→ MATERIAL SUPPLIED:
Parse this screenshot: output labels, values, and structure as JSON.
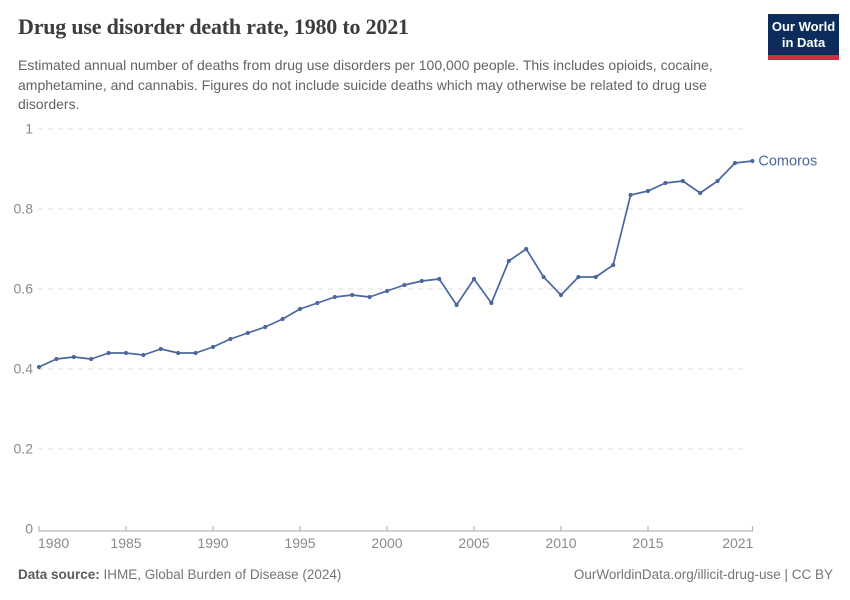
{
  "header": {
    "title": "Drug use disorder death rate, 1980 to 2021",
    "subtitle": "Estimated annual number of deaths from drug use disorders per 100,000 people. This includes opioids, cocaine, amphetamine, and cannabis. Figures do not include suicide deaths which may otherwise be related to drug use disorders.",
    "logo": {
      "line1": "Our World",
      "line2": "in Data",
      "bg_color": "#0c2d5b",
      "accent_color": "#d12b3f"
    }
  },
  "chart_data": {
    "type": "line",
    "title": "Drug use disorder death rate, 1980 to 2021",
    "xlabel": "",
    "ylabel": "",
    "ylim": [
      0,
      1
    ],
    "yticks": [
      0,
      0.2,
      0.4,
      0.6,
      0.8,
      1
    ],
    "ytick_labels": [
      "0",
      "0.2",
      "0.4",
      "0.6",
      "0.8",
      "1"
    ],
    "xticks": [
      1980,
      1985,
      1990,
      1995,
      2000,
      2005,
      2010,
      2015,
      2021
    ],
    "xtick_labels": [
      "1980",
      "1985",
      "1990",
      "1995",
      "2000",
      "2005",
      "2010",
      "2015",
      "2021"
    ],
    "grid": "horizontal-dashed",
    "legend_position": "end-of-line-label",
    "series": [
      {
        "name": "Comoros",
        "color": "#4a679e",
        "x": [
          1980,
          1981,
          1982,
          1983,
          1984,
          1985,
          1986,
          1987,
          1988,
          1989,
          1990,
          1991,
          1992,
          1993,
          1994,
          1995,
          1996,
          1997,
          1998,
          1999,
          2000,
          2001,
          2002,
          2003,
          2004,
          2005,
          2006,
          2007,
          2008,
          2009,
          2010,
          2011,
          2012,
          2013,
          2014,
          2015,
          2016,
          2017,
          2018,
          2019,
          2020,
          2021
        ],
        "values": [
          0.405,
          0.425,
          0.43,
          0.425,
          0.44,
          0.44,
          0.435,
          0.45,
          0.44,
          0.44,
          0.455,
          0.475,
          0.49,
          0.505,
          0.525,
          0.55,
          0.565,
          0.58,
          0.585,
          0.58,
          0.595,
          0.61,
          0.62,
          0.625,
          0.56,
          0.625,
          0.565,
          0.67,
          0.7,
          0.63,
          0.585,
          0.63,
          0.63,
          0.66,
          0.835,
          0.845,
          0.865,
          0.87,
          0.84,
          0.87,
          0.915,
          0.92
        ]
      }
    ],
    "colors": {
      "grid_line": "#dedede",
      "axis_line": "#a8a8a8",
      "tick_label": "#8a8a8a"
    }
  },
  "footer": {
    "source_label": "Data source:",
    "source_value": " IHME, Global Burden of Disease (2024)",
    "credit": "OurWorldinData.org/illicit-drug-use | CC BY"
  }
}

→ WHAT THE EXERCISE ASKS: Could you reproduce every record above exactly, leaving out the pictures?

→ RESPONSE TO THIS TASK:
Parse this screenshot: output labels, values, and structure as JSON.
{
  "header": {
    "title": "Drug use disorder death rate, 1980 to 2021",
    "subtitle": "Estimated annual number of deaths from drug use disorders per 100,000 people. This includes opioids, cocaine, amphetamine, and cannabis. Figures do not include suicide deaths which may otherwise be related to drug use disorders.",
    "logo": {
      "line1": "Our World",
      "line2": "in Data",
      "bg_color": "#0c2d5b",
      "accent_color": "#d12b3f"
    }
  },
  "chart_data": {
    "type": "line",
    "title": "Drug use disorder death rate, 1980 to 2021",
    "xlabel": "",
    "ylabel": "",
    "ylim": [
      0,
      1
    ],
    "yticks": [
      0,
      0.2,
      0.4,
      0.6,
      0.8,
      1
    ],
    "ytick_labels": [
      "0",
      "0.2",
      "0.4",
      "0.6",
      "0.8",
      "1"
    ],
    "xticks": [
      1980,
      1985,
      1990,
      1995,
      2000,
      2005,
      2010,
      2015,
      2021
    ],
    "xtick_labels": [
      "1980",
      "1985",
      "1990",
      "1995",
      "2000",
      "2005",
      "2010",
      "2015",
      "2021"
    ],
    "grid": "horizontal-dashed",
    "legend_position": "end-of-line-label",
    "series": [
      {
        "name": "Comoros",
        "color": "#4a679e",
        "x": [
          1980,
          1981,
          1982,
          1983,
          1984,
          1985,
          1986,
          1987,
          1988,
          1989,
          1990,
          1991,
          1992,
          1993,
          1994,
          1995,
          1996,
          1997,
          1998,
          1999,
          2000,
          2001,
          2002,
          2003,
          2004,
          2005,
          2006,
          2007,
          2008,
          2009,
          2010,
          2011,
          2012,
          2013,
          2014,
          2015,
          2016,
          2017,
          2018,
          2019,
          2020,
          2021
        ],
        "values": [
          0.405,
          0.425,
          0.43,
          0.425,
          0.44,
          0.44,
          0.435,
          0.45,
          0.44,
          0.44,
          0.455,
          0.475,
          0.49,
          0.505,
          0.525,
          0.55,
          0.565,
          0.58,
          0.585,
          0.58,
          0.595,
          0.61,
          0.62,
          0.625,
          0.56,
          0.625,
          0.565,
          0.67,
          0.7,
          0.63,
          0.585,
          0.63,
          0.63,
          0.66,
          0.835,
          0.845,
          0.865,
          0.87,
          0.84,
          0.87,
          0.915,
          0.92
        ]
      }
    ],
    "colors": {
      "grid_line": "#dedede",
      "axis_line": "#a8a8a8",
      "tick_label": "#8a8a8a"
    }
  },
  "footer": {
    "source_label": "Data source:",
    "source_value": " IHME, Global Burden of Disease (2024)",
    "credit": "OurWorldinData.org/illicit-drug-use | CC BY"
  }
}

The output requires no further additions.